[Data records]
———
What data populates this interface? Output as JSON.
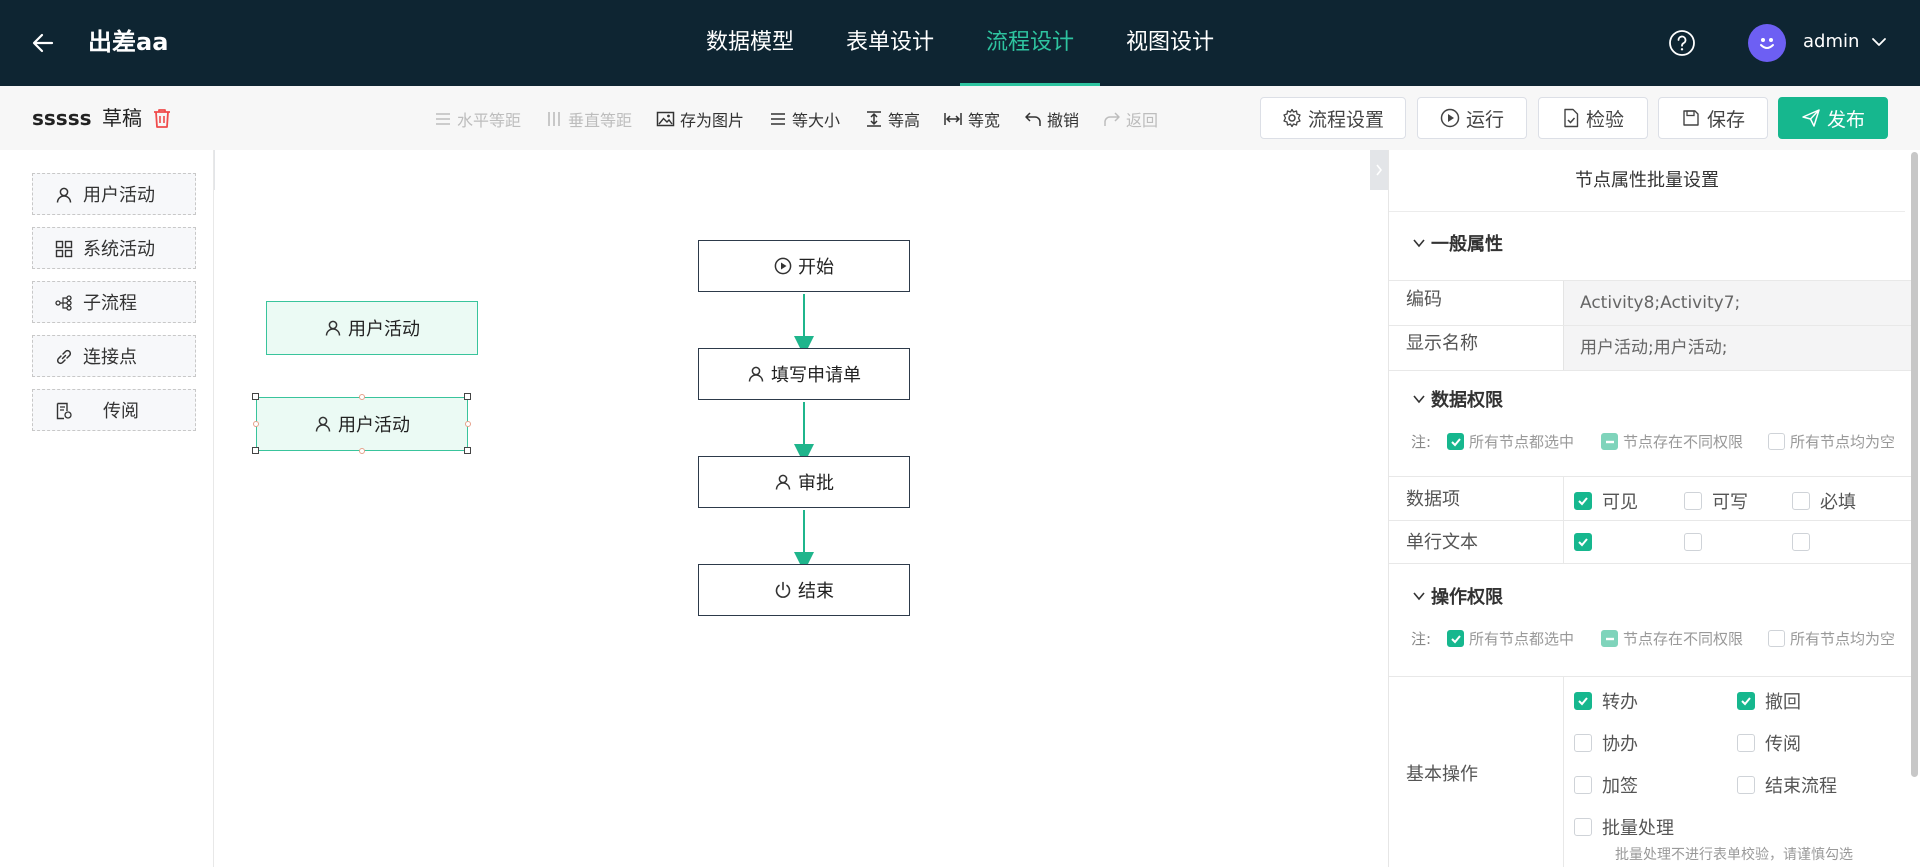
{
  "header": {
    "back_icon": "arrow-left-icon",
    "app_title": "出差aa",
    "tabs": [
      {
        "label": "数据模型",
        "active": false
      },
      {
        "label": "表单设计",
        "active": false
      },
      {
        "label": "流程设计",
        "active": true
      },
      {
        "label": "视图设计",
        "active": false
      }
    ],
    "help_icon": "question-circle-icon",
    "username": "admin",
    "accent_color": "#2ec4a0",
    "background_color": "#0e2532"
  },
  "toolbar": {
    "flow_name": "sssss",
    "flow_status": "草稿",
    "tools": [
      {
        "label": "水平等距",
        "icon": "horizontal-spacing-icon",
        "disabled": true
      },
      {
        "label": "垂直等距",
        "icon": "vertical-spacing-icon",
        "disabled": true
      },
      {
        "label": "存为图片",
        "icon": "image-icon",
        "disabled": false
      },
      {
        "label": "等大小",
        "icon": "same-size-icon",
        "disabled": false
      },
      {
        "label": "等高",
        "icon": "same-height-icon",
        "disabled": false
      },
      {
        "label": "等宽",
        "icon": "same-width-icon",
        "disabled": false
      },
      {
        "label": "撤销",
        "icon": "undo-icon",
        "disabled": false
      },
      {
        "label": "返回",
        "icon": "redo-icon",
        "disabled": true
      }
    ],
    "buttons": {
      "settings": "流程设置",
      "run": "运行",
      "check": "检验",
      "save": "保存",
      "publish": "发布"
    },
    "primary_color": "#16b78e"
  },
  "palette": {
    "items": [
      {
        "label": "用户活动",
        "icon": "user-icon"
      },
      {
        "label": "系统活动",
        "icon": "grid-icon"
      },
      {
        "label": "子流程",
        "icon": "subprocess-icon"
      },
      {
        "label": "连接点",
        "icon": "link-icon"
      },
      {
        "label": "传阅",
        "icon": "document-icon"
      }
    ]
  },
  "canvas": {
    "loose_nodes": [
      {
        "label": "用户活动",
        "selected": false
      },
      {
        "label": "用户活动",
        "selected": true
      }
    ],
    "flow_nodes": [
      {
        "label": "开始",
        "icon": "play-circle-icon"
      },
      {
        "label": "填写申请单",
        "icon": "user-icon"
      },
      {
        "label": "审批",
        "icon": "user-icon"
      },
      {
        "label": "结束",
        "icon": "power-icon"
      }
    ]
  },
  "panel": {
    "title": "节点属性批量设置",
    "general": {
      "heading": "一般属性",
      "code_label": "编码",
      "code_value": "Activity8;Activity7;",
      "name_label": "显示名称",
      "name_value": "用户活动;用户活动;"
    },
    "data_permission": {
      "heading": "数据权限",
      "note_label": "注:",
      "legend": [
        "所有节点都选中",
        "节点存在不同权限",
        "所有节点均为空"
      ],
      "column_label": "数据项",
      "columns": [
        "可见",
        "可写",
        "必填"
      ],
      "rows": [
        {
          "label": "单行文本",
          "visible": true,
          "writable": false,
          "required": false
        }
      ]
    },
    "operation_permission": {
      "heading": "操作权限",
      "note_label": "注:",
      "legend": [
        "所有节点都选中",
        "节点存在不同权限",
        "所有节点均为空"
      ],
      "basic_label": "基本操作",
      "ops": [
        {
          "label": "转办",
          "checked": true
        },
        {
          "label": "撤回",
          "checked": true
        },
        {
          "label": "协办",
          "checked": false
        },
        {
          "label": "传阅",
          "checked": false
        },
        {
          "label": "加签",
          "checked": false
        },
        {
          "label": "结束流程",
          "checked": false
        },
        {
          "label": "批量处理",
          "checked": false
        }
      ],
      "batch_hint": "批量处理不进行表单校验，请谨慎勾选"
    }
  }
}
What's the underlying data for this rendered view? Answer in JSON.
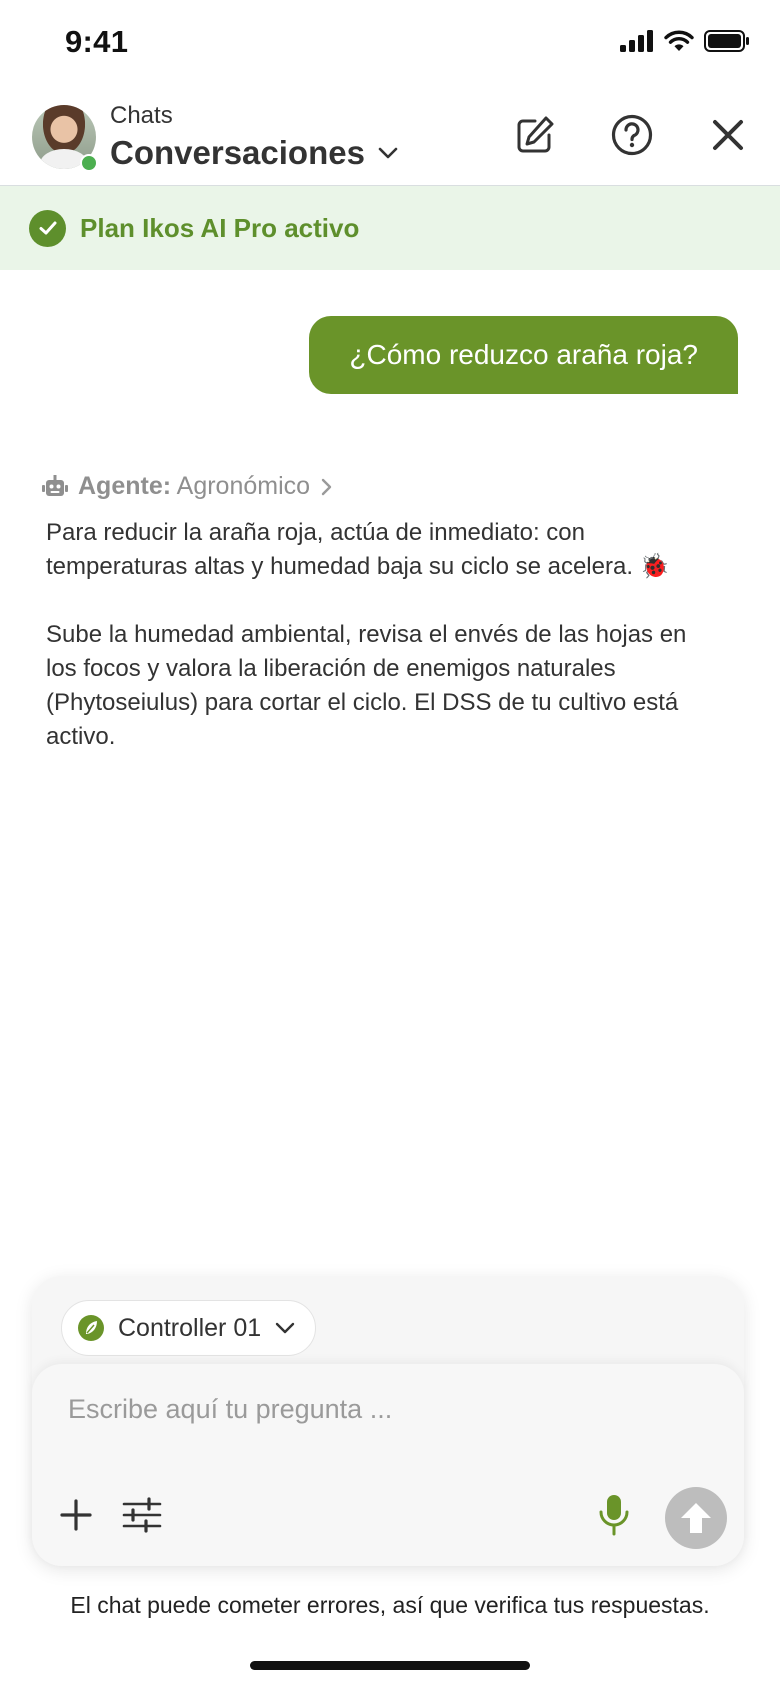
{
  "status_bar": {
    "time": "9:41"
  },
  "header": {
    "subtitle": "Chats",
    "title": "Conversaciones"
  },
  "plan_banner": {
    "text": "Plan Ikos AI Pro activo"
  },
  "messages": {
    "user": "¿Cómo reduzco araña roja?",
    "agent": {
      "label": "Agente:",
      "name": "Agronómico",
      "paragraph_1": "Para reducir la araña roja, actúa de inmediato: con temperaturas altas y humedad baja su ciclo se acelera. 🐞",
      "paragraph_2": "Sube la humedad ambiental, revisa el envés de las hojas en los focos y valora la liberación de enemigos naturales (Phytoseiulus) para cortar el ciclo. El DSS de tu cultivo está activo."
    }
  },
  "composer": {
    "controller_label": "Controller 01",
    "placeholder": "Escribe aquí tu pregunta ...",
    "value": ""
  },
  "disclaimer": "El chat puede cometer errores, así que verifica tus respuestas.",
  "colors": {
    "brand_green": "#6a9429",
    "banner_bg": "#eaf5e8",
    "banner_text": "#5e8f2c",
    "send_disabled": "#bdbdbd"
  },
  "icons": [
    "signal-icon",
    "wifi-icon",
    "battery-icon",
    "chevron-down-icon",
    "edit-icon",
    "help-icon",
    "close-icon",
    "check-circle-icon",
    "robot-icon",
    "chevron-right-icon",
    "leaf-icon",
    "plus-icon",
    "sliders-icon",
    "microphone-icon",
    "arrow-up-icon"
  ]
}
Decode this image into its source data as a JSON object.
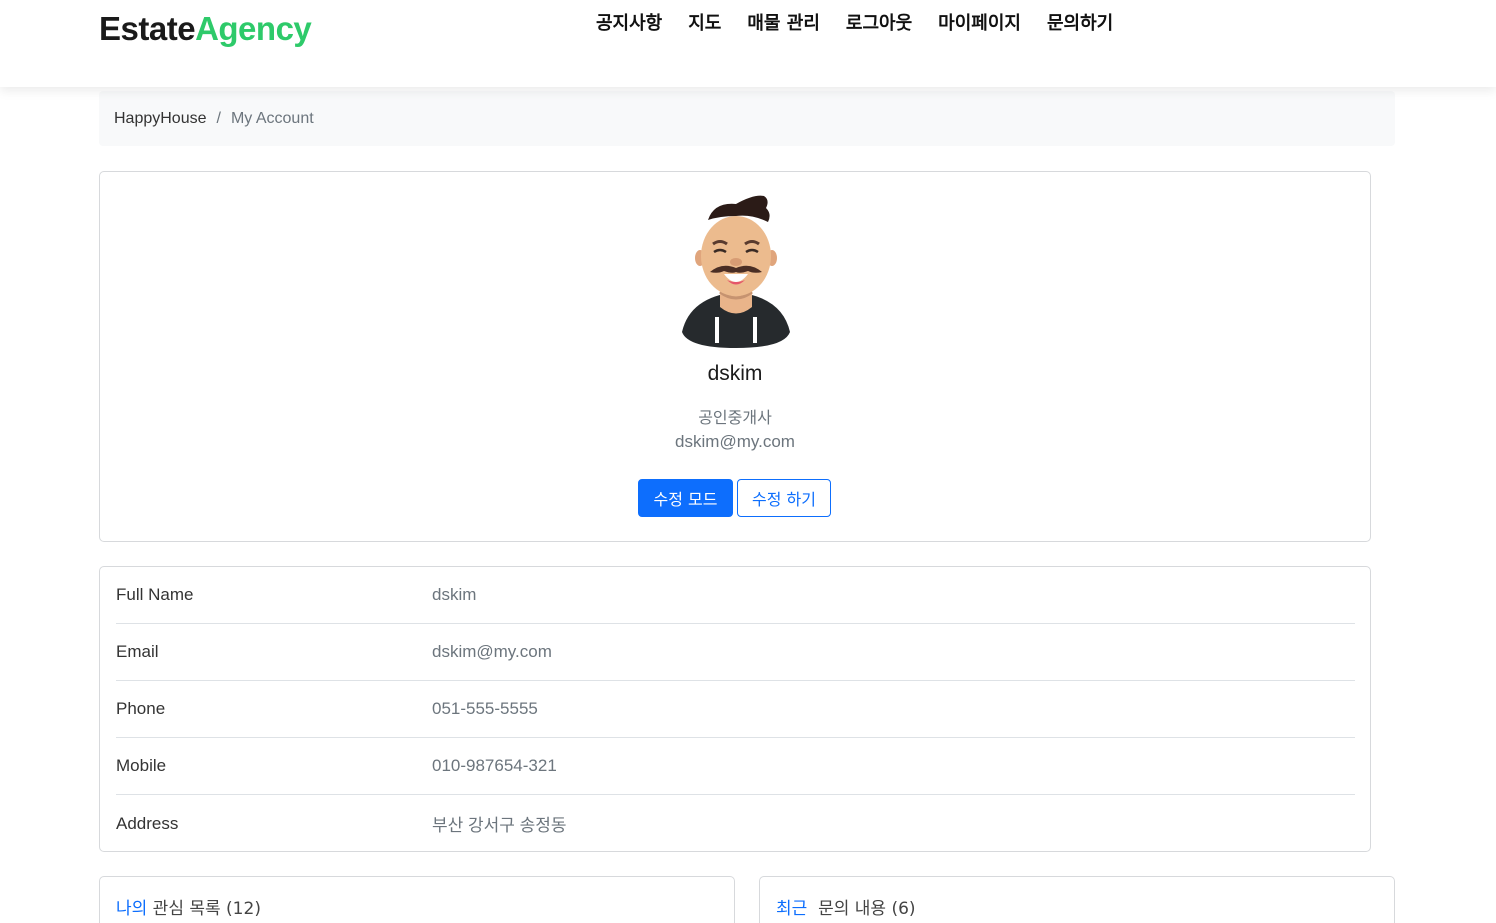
{
  "brand": {
    "part1": "Estate",
    "part2": "Agency",
    "accent_color": "#2eca6a"
  },
  "nav": {
    "items": [
      "공지사항",
      "지도",
      "매물 관리",
      "로그아웃",
      "마이페이지",
      "문의하기"
    ]
  },
  "breadcrumb": {
    "home": "HappyHouse",
    "separator": "/",
    "current": "My Account"
  },
  "profile": {
    "avatar_icon": "avatar-man-mustache",
    "name": "dskim",
    "role": "공인중개사",
    "email": "dskim@my.com",
    "edit_mode_label": "수정 모드",
    "save_label": "수정 하기",
    "primary_color": "#0d6efd"
  },
  "details": {
    "rows": [
      {
        "label": "Full Name",
        "value": "dskim"
      },
      {
        "label": "Email",
        "value": "dskim@my.com"
      },
      {
        "label": "Phone",
        "value": "051-555-5555"
      },
      {
        "label": "Mobile",
        "value": "010-987654-321"
      },
      {
        "label": "Address",
        "value": "부산 강서구 송정동"
      }
    ]
  },
  "panels": {
    "left": {
      "highlight": "나의",
      "title": " 관심 목록 (12)"
    },
    "right": {
      "highlight": "최근",
      "title": "  문의 내용 (6)"
    }
  }
}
———
* _Problem to solve_: Copy the records exactly. Skip the pictures.

* _Solution_:
What data populates this interface? Output as JSON.
{
  "header": {
    "back_icon": "arrow-left-icon",
    "app_title": "出差aa",
    "tabs": [
      {
        "label": "数据模型",
        "active": false
      },
      {
        "label": "表单设计",
        "active": false
      },
      {
        "label": "流程设计",
        "active": true
      },
      {
        "label": "视图设计",
        "active": false
      }
    ],
    "help_icon": "question-circle-icon",
    "username": "admin",
    "accent_color": "#2ec4a0",
    "background_color": "#0e2532"
  },
  "toolbar": {
    "flow_name": "sssss",
    "flow_status": "草稿",
    "tools": [
      {
        "label": "水平等距",
        "icon": "horizontal-spacing-icon",
        "disabled": true
      },
      {
        "label": "垂直等距",
        "icon": "vertical-spacing-icon",
        "disabled": true
      },
      {
        "label": "存为图片",
        "icon": "image-icon",
        "disabled": false
      },
      {
        "label": "等大小",
        "icon": "same-size-icon",
        "disabled": false
      },
      {
        "label": "等高",
        "icon": "same-height-icon",
        "disabled": false
      },
      {
        "label": "等宽",
        "icon": "same-width-icon",
        "disabled": false
      },
      {
        "label": "撤销",
        "icon": "undo-icon",
        "disabled": false
      },
      {
        "label": "返回",
        "icon": "redo-icon",
        "disabled": true
      }
    ],
    "buttons": {
      "settings": "流程设置",
      "run": "运行",
      "check": "检验",
      "save": "保存",
      "publish": "发布"
    },
    "primary_color": "#16b78e"
  },
  "palette": {
    "items": [
      {
        "label": "用户活动",
        "icon": "user-icon"
      },
      {
        "label": "系统活动",
        "icon": "grid-icon"
      },
      {
        "label": "子流程",
        "icon": "subprocess-icon"
      },
      {
        "label": "连接点",
        "icon": "link-icon"
      },
      {
        "label": "传阅",
        "icon": "document-icon"
      }
    ]
  },
  "canvas": {
    "loose_nodes": [
      {
        "label": "用户活动",
        "selected": false
      },
      {
        "label": "用户活动",
        "selected": true
      }
    ],
    "flow_nodes": [
      {
        "label": "开始",
        "icon": "play-circle-icon"
      },
      {
        "label": "填写申请单",
        "icon": "user-icon"
      },
      {
        "label": "审批",
        "icon": "user-icon"
      },
      {
        "label": "结束",
        "icon": "power-icon"
      }
    ]
  },
  "panel": {
    "title": "节点属性批量设置",
    "general": {
      "heading": "一般属性",
      "code_label": "编码",
      "code_value": "Activity8;Activity7;",
      "name_label": "显示名称",
      "name_value": "用户活动;用户活动;"
    },
    "data_permission": {
      "heading": "数据权限",
      "note_label": "注:",
      "legend": [
        "所有节点都选中",
        "节点存在不同权限",
        "所有节点均为空"
      ],
      "column_label": "数据项",
      "columns": [
        "可见",
        "可写",
        "必填"
      ],
      "rows": [
        {
          "label": "单行文本",
          "visible": true,
          "writable": false,
          "required": false
        }
      ]
    },
    "operation_permission": {
      "heading": "操作权限",
      "note_label": "注:",
      "legend": [
        "所有节点都选中",
        "节点存在不同权限",
        "所有节点均为空"
      ],
      "basic_label": "基本操作",
      "ops": [
        {
          "label": "转办",
          "checked": true
        },
        {
          "label": "撤回",
          "checked": true
        },
        {
          "label": "协办",
          "checked": false
        },
        {
          "label": "传阅",
          "checked": false
        },
        {
          "label": "加签",
          "checked": false
        },
        {
          "label": "结束流程",
          "checked": false
        },
        {
          "label": "批量处理",
          "checked": false
        }
      ],
      "batch_hint": "批量处理不进行表单校验，请谨慎勾选"
    }
  }
}
What's the underlying data for this rendered view? Answer in JSON.
{
  "status_bar": {
    "time": "9:41"
  },
  "header": {
    "subtitle": "Chats",
    "title": "Conversaciones"
  },
  "plan_banner": {
    "text": "Plan Ikos AI Pro activo"
  },
  "messages": {
    "user": "¿Cómo reduzco araña roja?",
    "agent": {
      "label": "Agente:",
      "name": "Agronómico",
      "paragraph_1": "Para reducir la araña roja, actúa de inmediato: con temperaturas altas y humedad baja su ciclo se acelera. 🐞",
      "paragraph_2": "Sube la humedad ambiental, revisa el envés de las hojas en los focos y valora la liberación de enemigos naturales (Phytoseiulus) para cortar el ciclo. El DSS de tu cultivo está activo."
    }
  },
  "composer": {
    "controller_label": "Controller 01",
    "placeholder": "Escribe aquí tu pregunta ...",
    "value": ""
  },
  "disclaimer": "El chat puede cometer errores, así que verifica tus respuestas.",
  "colors": {
    "brand_green": "#6a9429",
    "banner_bg": "#eaf5e8",
    "banner_text": "#5e8f2c",
    "send_disabled": "#bdbdbd"
  },
  "icons": [
    "signal-icon",
    "wifi-icon",
    "battery-icon",
    "chevron-down-icon",
    "edit-icon",
    "help-icon",
    "close-icon",
    "check-circle-icon",
    "robot-icon",
    "chevron-right-icon",
    "leaf-icon",
    "plus-icon",
    "sliders-icon",
    "microphone-icon",
    "arrow-up-icon"
  ]
}
Decode this image into its source data as a JSON object.
{
  "brand": {
    "part1": "Estate",
    "part2": "Agency",
    "accent_color": "#2eca6a"
  },
  "nav": {
    "items": [
      "공지사항",
      "지도",
      "매물 관리",
      "로그아웃",
      "마이페이지",
      "문의하기"
    ]
  },
  "breadcrumb": {
    "home": "HappyHouse",
    "separator": "/",
    "current": "My Account"
  },
  "profile": {
    "avatar_icon": "avatar-man-mustache",
    "name": "dskim",
    "role": "공인중개사",
    "email": "dskim@my.com",
    "edit_mode_label": "수정 모드",
    "save_label": "수정 하기",
    "primary_color": "#0d6efd"
  },
  "details": {
    "rows": [
      {
        "label": "Full Name",
        "value": "dskim"
      },
      {
        "label": "Email",
        "value": "dskim@my.com"
      },
      {
        "label": "Phone",
        "value": "051-555-5555"
      },
      {
        "label": "Mobile",
        "value": "010-987654-321"
      },
      {
        "label": "Address",
        "value": "부산 강서구 송정동"
      }
    ]
  },
  "panels": {
    "left": {
      "highlight": "나의",
      "title": " 관심 목록 (12)"
    },
    "right": {
      "highlight": "최근",
      "title": "  문의 내용 (6)"
    }
  }
}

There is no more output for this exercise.